TO BE DONE:
The listing below is to be output in its exact form.
___ DATA FOR THIS EXERCISE
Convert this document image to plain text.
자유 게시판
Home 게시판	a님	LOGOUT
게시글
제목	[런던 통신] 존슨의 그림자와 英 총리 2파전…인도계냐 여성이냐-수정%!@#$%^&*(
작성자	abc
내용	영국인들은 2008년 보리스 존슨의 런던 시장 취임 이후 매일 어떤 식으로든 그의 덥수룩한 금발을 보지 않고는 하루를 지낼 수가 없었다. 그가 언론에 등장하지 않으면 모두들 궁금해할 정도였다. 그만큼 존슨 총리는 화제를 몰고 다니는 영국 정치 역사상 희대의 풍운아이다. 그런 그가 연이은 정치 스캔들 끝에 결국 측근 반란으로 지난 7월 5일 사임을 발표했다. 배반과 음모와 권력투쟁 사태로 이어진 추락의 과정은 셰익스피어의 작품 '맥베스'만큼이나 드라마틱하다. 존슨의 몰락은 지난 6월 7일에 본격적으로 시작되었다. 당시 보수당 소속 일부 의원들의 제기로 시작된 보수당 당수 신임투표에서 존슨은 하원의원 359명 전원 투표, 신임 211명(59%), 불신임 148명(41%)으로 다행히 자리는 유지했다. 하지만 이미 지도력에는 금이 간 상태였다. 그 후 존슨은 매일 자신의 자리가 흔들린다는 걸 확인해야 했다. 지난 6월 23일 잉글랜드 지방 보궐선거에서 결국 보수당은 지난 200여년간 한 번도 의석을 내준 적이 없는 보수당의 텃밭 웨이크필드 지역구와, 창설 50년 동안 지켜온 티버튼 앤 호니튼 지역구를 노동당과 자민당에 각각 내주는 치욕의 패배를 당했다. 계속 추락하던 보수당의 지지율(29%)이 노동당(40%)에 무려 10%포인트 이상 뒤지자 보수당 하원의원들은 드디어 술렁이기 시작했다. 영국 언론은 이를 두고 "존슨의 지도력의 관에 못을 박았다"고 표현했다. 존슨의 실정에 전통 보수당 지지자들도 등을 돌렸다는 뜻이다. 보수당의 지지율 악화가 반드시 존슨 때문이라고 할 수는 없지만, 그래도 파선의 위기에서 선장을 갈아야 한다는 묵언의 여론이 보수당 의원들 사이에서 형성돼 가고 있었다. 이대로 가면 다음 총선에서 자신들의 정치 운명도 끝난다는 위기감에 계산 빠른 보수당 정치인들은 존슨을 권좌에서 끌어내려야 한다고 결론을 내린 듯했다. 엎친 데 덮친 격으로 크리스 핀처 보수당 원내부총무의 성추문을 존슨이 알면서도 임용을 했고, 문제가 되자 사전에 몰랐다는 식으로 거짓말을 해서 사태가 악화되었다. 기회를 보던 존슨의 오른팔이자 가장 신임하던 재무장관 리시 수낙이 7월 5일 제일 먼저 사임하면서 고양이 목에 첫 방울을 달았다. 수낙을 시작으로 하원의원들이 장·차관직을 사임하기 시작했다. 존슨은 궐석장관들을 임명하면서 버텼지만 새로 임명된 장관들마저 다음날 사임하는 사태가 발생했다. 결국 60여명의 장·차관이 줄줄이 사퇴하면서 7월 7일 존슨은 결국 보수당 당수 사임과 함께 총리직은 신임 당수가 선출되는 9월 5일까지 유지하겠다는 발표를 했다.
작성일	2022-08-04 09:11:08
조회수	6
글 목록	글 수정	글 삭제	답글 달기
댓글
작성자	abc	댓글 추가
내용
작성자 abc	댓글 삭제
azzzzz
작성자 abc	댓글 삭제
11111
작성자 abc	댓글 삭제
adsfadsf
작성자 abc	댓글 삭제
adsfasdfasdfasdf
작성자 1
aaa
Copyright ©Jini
______
ANSWER FOR THIS EXERCISE:
Convert this document image to plain text.
자유 게시판
Home 게시판	a님	LOGOUT
게시글
제목	[런던 통신] 존슨의 그림자와 英 총리 2파전…인도계냐 여성이냐-수정%!@#$%^&*(
작성자	abc
내용	영국인들은 2008년 보리스 존슨의 런던 시장 취임 이후 매일 어떤 식으로든 그의 덥수룩한 금발을 보지 않고는 하루를 지낼 수가 없었다. 그가 언론에 등장하지 않으면 모두들 궁금해할 정도였다. 그만큼 존슨 총리는 화제를 몰고 다니는 영국 정치 역사상 희대의 풍운아이다. 그런 그가 연이은 정치 스캔들 끝에 결국 측근 반란으로 지난 7월 5일 사임을 발표했다. 배반과 음모와 권력투쟁 사태로 이어진 추락의 과정은 셰익스피어의 작품 '맥베스'만큼이나 드라마틱하다. 존슨의 몰락은 지난 6월 7일에 본격적으로 시작되었다. 당시 보수당 소속 일부 의원들의 제기로 시작된 보수당 당수 신임투표에서 존슨은 하원의원 359명 전원 투표, 신임 211명(59%), 불신임 148명(41%)으로 다행히 자리는 유지했다. 하지만 이미 지도력에는 금이 간 상태였다. 그 후 존슨은 매일 자신의 자리가 흔들린다는 걸 확인해야 했다. 지난 6월 23일 잉글랜드 지방 보궐선거에서 결국 보수당은 지난 200여년간 한 번도 의석을 내준 적이 없는 보수당의 텃밭 웨이크필드 지역구와, 창설 50년 동안 지켜온 티버튼 앤 호니튼 지역구를 노동당과 자민당에 각각 내주는 치욕의 패배를 당했다. 계속 추락하던 보수당의 지지율(29%)이 노동당(40%)에 무려 10%포인트 이상 뒤지자 보수당 하원의원들은 드디어 술렁이기 시작했다. 영국 언론은 이를 두고 "존슨의 지도력의 관에 못을 박았다"고 표현했다. 존슨의 실정에 전통 보수당 지지자들도 등을 돌렸다는 뜻이다. 보수당의 지지율 악화가 반드시 존슨 때문이라고 할 수는 없지만, 그래도 파선의 위기에서 선장을 갈아야 한다는 묵언의 여론이 보수당 의원들 사이에서 형성돼 가고 있었다. 이대로 가면 다음 총선에서 자신들의 정치 운명도 끝난다는 위기감에 계산 빠른 보수당 정치인들은 존슨을 권좌에서 끌어내려야 한다고 결론을 내린 듯했다. 엎친 데 덮친 격으로 크리스 핀처 보수당 원내부총무의 성추문을 존슨이 알면서도 임용을 했고, 문제가 되자 사전에 몰랐다는 식으로 거짓말을 해서 사태가 악화되었다. 기회를 보던 존슨의 오른팔이자 가장 신임하던 재무장관 리시 수낙이 7월 5일 제일 먼저 사임하면서 고양이 목에 첫 방울을 달았다. 수낙을 시작으로 하원의원들이 장·차관직을 사임하기 시작했다. 존슨은 궐석장관들을 임명하면서 버텼지만 새로 임명된 장관들마저 다음날 사임하는 사태가 발생했다. 결국 60여명의 장·차관이 줄줄이 사퇴하면서 7월 7일 존슨은 결국 보수당 당수 사임과 함께 총리직은 신임 당수가 선출되는 9월 5일까지 유지하겠다는 발표를 했다.
작성일	2022-08-04 09:11:08
조회수	6
글 목록	글 수정	글 삭제	답글 달기
댓글
작성자	abc	댓글 추가
내용
작성자 abc	댓글 삭제
azzzzz
작성자 abc	댓글 삭제
11111
작성자 abc	댓글 삭제
adsfadsf
작성자 abc	댓글 삭제
adsfasdfasdfasdf
작성자 1
aaa
Copyright ©Jini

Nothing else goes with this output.